_WRITTEN REQUEST_
Please write the listing below out again exactly, leaving every picture behind.
***** RECORD SET
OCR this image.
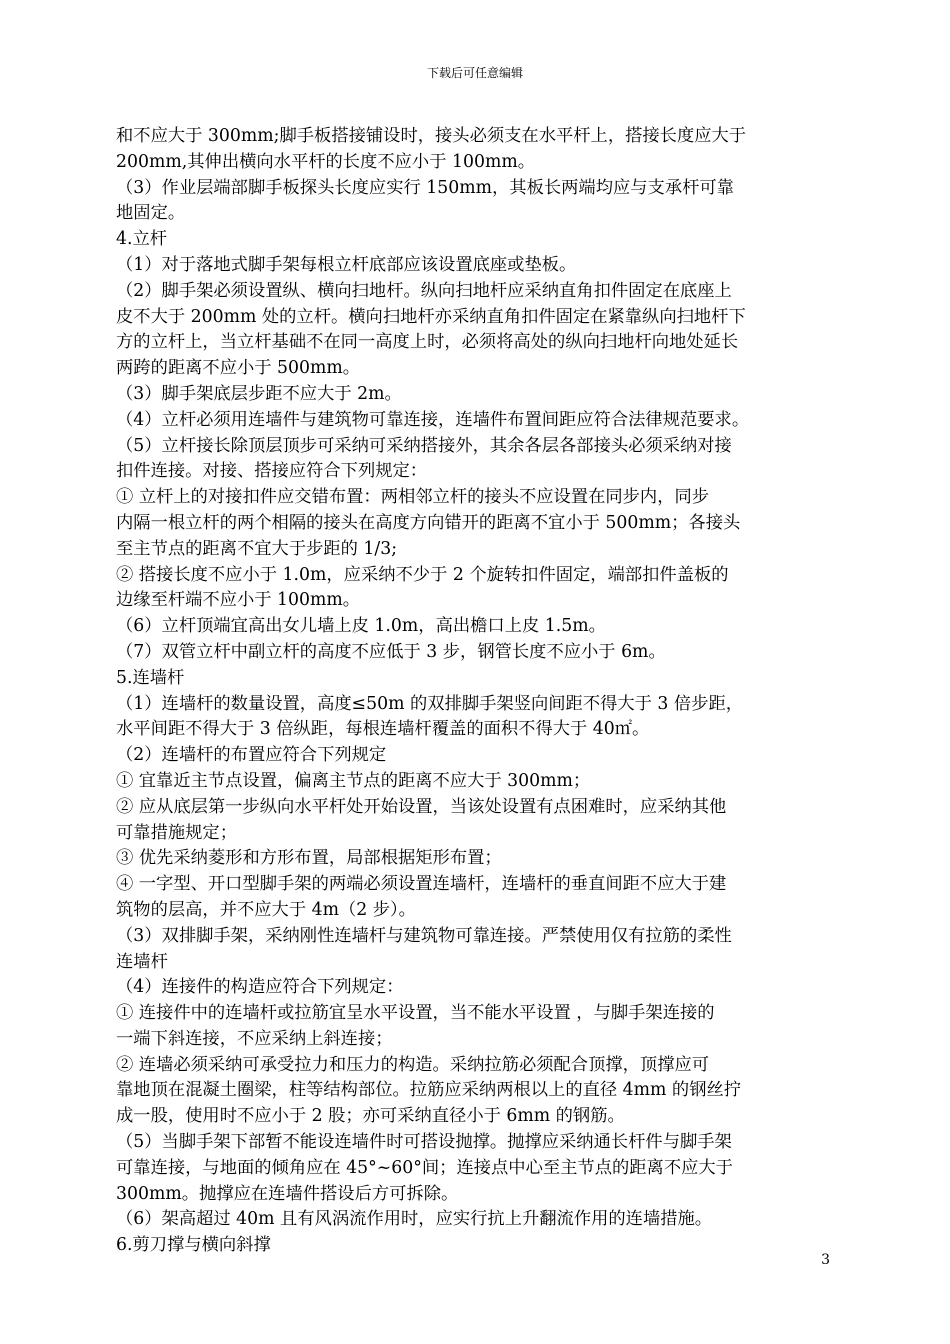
下载后可任意编辑

和不应大于 300mm;脚手板搭接铺设时，接头必须支在水平杆上，搭接长度应大于

200mm,其伸出横向水平杆的长度不应小于 100mm。

（3）作业层端部脚手板探头长度应实行 150mm，其板长两端均应与支承杆可靠

地固定。

4.立杆

（1）对于落地式脚手架每根立杆底部应该设置底座或垫板。

（2）脚手架必须设置纵、横向扫地杆。纵向扫地杆应采纳直角扣件固定在底座上

皮不大于 200mm 处的立杆。横向扫地杆亦采纳直角扣件固定在紧靠纵向扫地杆下

方的立杆上，当立杆基础不在同一高度上时，必须将高处的纵向扫地杆向地处延长

两跨的距离不应小于 500mm。

（3）脚手架底层步距不应大于 2m。

（4）立杆必须用连墙件与建筑物可靠连接，连墙件布置间距应符合法律规范要求。

（5）立杆接长除顶层顶步可采纳可采纳搭接外，其余各层各部接头必须采纳对接

扣件连接。对接、搭接应符合下列规定：

① 立杆上的对接扣件应交错布置：两相邻立杆的接头不应设置在同步内，同步

内隔一根立杆的两个相隔的接头在高度方向错开的距离不宜小于 500mm；各接头

至主节点的距离不宜大于步距的 1/3;

② 搭接长度不应小于 1.0m，应采纳不少于 2 个旋转扣件固定，端部扣件盖板的

边缘至杆端不应小于 100mm。

（6）立杆顶端宜高出女儿墙上皮 1.0m，高出檐口上皮 1.5m。

（7）双管立杆中副立杆的高度不应低于 3 步，钢管长度不应小于 6m。

5.连墙杆

（1）连墙杆的数量设置，高度≤50m 的双排脚手架竖向间距不得大于 3 倍步距，

水平间距不得大于 3 倍纵距，每根连墙杆覆盖的面积不得大于 40㎡。

（2）连墙杆的布置应符合下列规定

① 宜靠近主节点设置，偏离主节点的距离不应大于 300mm；

② 应从底层第一步纵向水平杆处开始设置，当该处设置有点困难时，应采纳其他

可靠措施规定；

③ 优先采纳菱形和方形布置，局部根据矩形布置；

④ 一字型、开口型脚手架的两端必须设置连墙杆，连墙杆的垂直间距不应大于建

筑物的层高，并不应大于 4m（2 步）。

（3）双排脚手架，采纳刚性连墙杆与建筑物可靠连接。严禁使用仅有拉筋的柔性

连墙杆

（4）连接件的构造应符合下列规定：

① 连接件中的连墙杆或拉筋宜呈水平设置，当不能水平设置 ，与脚手架连接的

一端下斜连接，不应采纳上斜连接；

② 连墙必须采纳可承受拉力和压力的构造。采纳拉筋必须配合顶撑，顶撑应可

靠地顶在混凝土圈梁，柱等结构部位。拉筋应采纳两根以上的直径 4mm 的钢丝拧

成一股，使用时不应小于 2 股；亦可采纳直径小于 6mm 的钢筋。

（5）当脚手架下部暂不能设连墙件时可搭设抛撑。抛撑应采纳通长杆件与脚手架

可靠连接，与地面的倾角应在 45°~60°间；连接点中心至主节点的距离不应大于

300mm。抛撑应在连墙件搭设后方可拆除。

（6）架高超过 40m 且有风涡流作用时，应实行抗上升翻流作用的连墙措施。

6.剪刀撑与横向斜撑

3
**********
_SOLUTION FOR THIS TASK_
OCR this image.
下载后可任意编辑

和不应大于 300mm;脚手板搭接铺设时，接头必须支在水平杆上，搭接长度应大于

200mm,其伸出横向水平杆的长度不应小于 100mm。

（3）作业层端部脚手板探头长度应实行 150mm，其板长两端均应与支承杆可靠

地固定。

4.立杆

（1）对于落地式脚手架每根立杆底部应该设置底座或垫板。

（2）脚手架必须设置纵、横向扫地杆。纵向扫地杆应采纳直角扣件固定在底座上

皮不大于 200mm 处的立杆。横向扫地杆亦采纳直角扣件固定在紧靠纵向扫地杆下

方的立杆上，当立杆基础不在同一高度上时，必须将高处的纵向扫地杆向地处延长

两跨的距离不应小于 500mm。

（3）脚手架底层步距不应大于 2m。

（4）立杆必须用连墙件与建筑物可靠连接，连墙件布置间距应符合法律规范要求。

（5）立杆接长除顶层顶步可采纳可采纳搭接外，其余各层各部接头必须采纳对接

扣件连接。对接、搭接应符合下列规定：

① 立杆上的对接扣件应交错布置：两相邻立杆的接头不应设置在同步内，同步

内隔一根立杆的两个相隔的接头在高度方向错开的距离不宜小于 500mm；各接头

至主节点的距离不宜大于步距的 1/3;

② 搭接长度不应小于 1.0m，应采纳不少于 2 个旋转扣件固定，端部扣件盖板的

边缘至杆端不应小于 100mm。

（6）立杆顶端宜高出女儿墙上皮 1.0m，高出檐口上皮 1.5m。

（7）双管立杆中副立杆的高度不应低于 3 步，钢管长度不应小于 6m。

5.连墙杆

（1）连墙杆的数量设置，高度≤50m 的双排脚手架竖向间距不得大于 3 倍步距，

水平间距不得大于 3 倍纵距，每根连墙杆覆盖的面积不得大于 40㎡。

（2）连墙杆的布置应符合下列规定

① 宜靠近主节点设置，偏离主节点的距离不应大于 300mm；

② 应从底层第一步纵向水平杆处开始设置，当该处设置有点困难时，应采纳其他

可靠措施规定；

③ 优先采纳菱形和方形布置，局部根据矩形布置；

④ 一字型、开口型脚手架的两端必须设置连墙杆，连墙杆的垂直间距不应大于建

筑物的层高，并不应大于 4m（2 步）。

（3）双排脚手架，采纳刚性连墙杆与建筑物可靠连接。严禁使用仅有拉筋的柔性

连墙杆

（4）连接件的构造应符合下列规定：

① 连接件中的连墙杆或拉筋宜呈水平设置，当不能水平设置 ，与脚手架连接的

一端下斜连接，不应采纳上斜连接；

② 连墙必须采纳可承受拉力和压力的构造。采纳拉筋必须配合顶撑，顶撑应可

靠地顶在混凝土圈梁，柱等结构部位。拉筋应采纳两根以上的直径 4mm 的钢丝拧

成一股，使用时不应小于 2 股；亦可采纳直径小于 6mm 的钢筋。

（5）当脚手架下部暂不能设连墙件时可搭设抛撑。抛撑应采纳通长杆件与脚手架

可靠连接，与地面的倾角应在 45°~60°间；连接点中心至主节点的距离不应大于

300mm。抛撑应在连墙件搭设后方可拆除。

（6）架高超过 40m 且有风涡流作用时，应实行抗上升翻流作用的连墙措施。

6.剪刀撑与横向斜撑

3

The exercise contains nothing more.